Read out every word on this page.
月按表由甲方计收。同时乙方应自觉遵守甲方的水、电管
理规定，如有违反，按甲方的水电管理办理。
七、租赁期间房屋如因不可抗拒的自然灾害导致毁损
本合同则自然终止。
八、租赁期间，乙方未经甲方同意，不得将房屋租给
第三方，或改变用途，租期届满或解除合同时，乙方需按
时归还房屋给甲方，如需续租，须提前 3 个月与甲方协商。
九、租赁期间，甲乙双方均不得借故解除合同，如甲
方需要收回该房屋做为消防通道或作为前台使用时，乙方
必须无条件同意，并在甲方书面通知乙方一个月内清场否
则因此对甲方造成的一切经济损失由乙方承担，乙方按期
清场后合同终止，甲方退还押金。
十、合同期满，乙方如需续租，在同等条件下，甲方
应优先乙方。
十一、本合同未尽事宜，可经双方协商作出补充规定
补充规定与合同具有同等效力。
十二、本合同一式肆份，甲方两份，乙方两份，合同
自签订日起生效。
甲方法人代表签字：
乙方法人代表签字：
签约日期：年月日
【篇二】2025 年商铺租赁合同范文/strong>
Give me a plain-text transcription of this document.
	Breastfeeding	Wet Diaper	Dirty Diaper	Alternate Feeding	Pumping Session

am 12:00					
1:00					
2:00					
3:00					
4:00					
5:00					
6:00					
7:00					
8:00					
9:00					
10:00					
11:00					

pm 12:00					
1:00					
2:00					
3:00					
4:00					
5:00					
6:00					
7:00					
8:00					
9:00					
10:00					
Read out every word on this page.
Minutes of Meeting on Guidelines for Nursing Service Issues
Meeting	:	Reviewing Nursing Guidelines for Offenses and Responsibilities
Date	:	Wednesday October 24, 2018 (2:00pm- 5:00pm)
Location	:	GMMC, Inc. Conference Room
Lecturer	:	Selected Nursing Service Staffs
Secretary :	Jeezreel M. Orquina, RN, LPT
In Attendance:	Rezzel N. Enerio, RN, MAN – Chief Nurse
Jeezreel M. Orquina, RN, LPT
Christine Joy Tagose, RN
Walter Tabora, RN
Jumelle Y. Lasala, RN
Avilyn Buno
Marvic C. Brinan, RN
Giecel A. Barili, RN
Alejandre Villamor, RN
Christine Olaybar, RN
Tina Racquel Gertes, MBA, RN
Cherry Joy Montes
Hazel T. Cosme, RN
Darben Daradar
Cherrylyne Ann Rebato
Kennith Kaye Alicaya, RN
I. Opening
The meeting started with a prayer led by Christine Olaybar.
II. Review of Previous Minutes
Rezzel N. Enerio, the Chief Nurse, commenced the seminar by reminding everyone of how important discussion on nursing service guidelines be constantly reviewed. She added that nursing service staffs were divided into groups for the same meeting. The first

### JOB
List every line above that contains the word "Enerio".

### ANSWER TO THE EXERCISE
In Attendance:	Rezzel N. Enerio, RN, MAN – Chief Nurse
Rezzel N. Enerio, the Chief Nurse, commenced the seminar by reminding everyone of how important discussion on nursing service guidelines be constantly reviewed. She added that nursing service staffs were divided into groups for the same meeting. The first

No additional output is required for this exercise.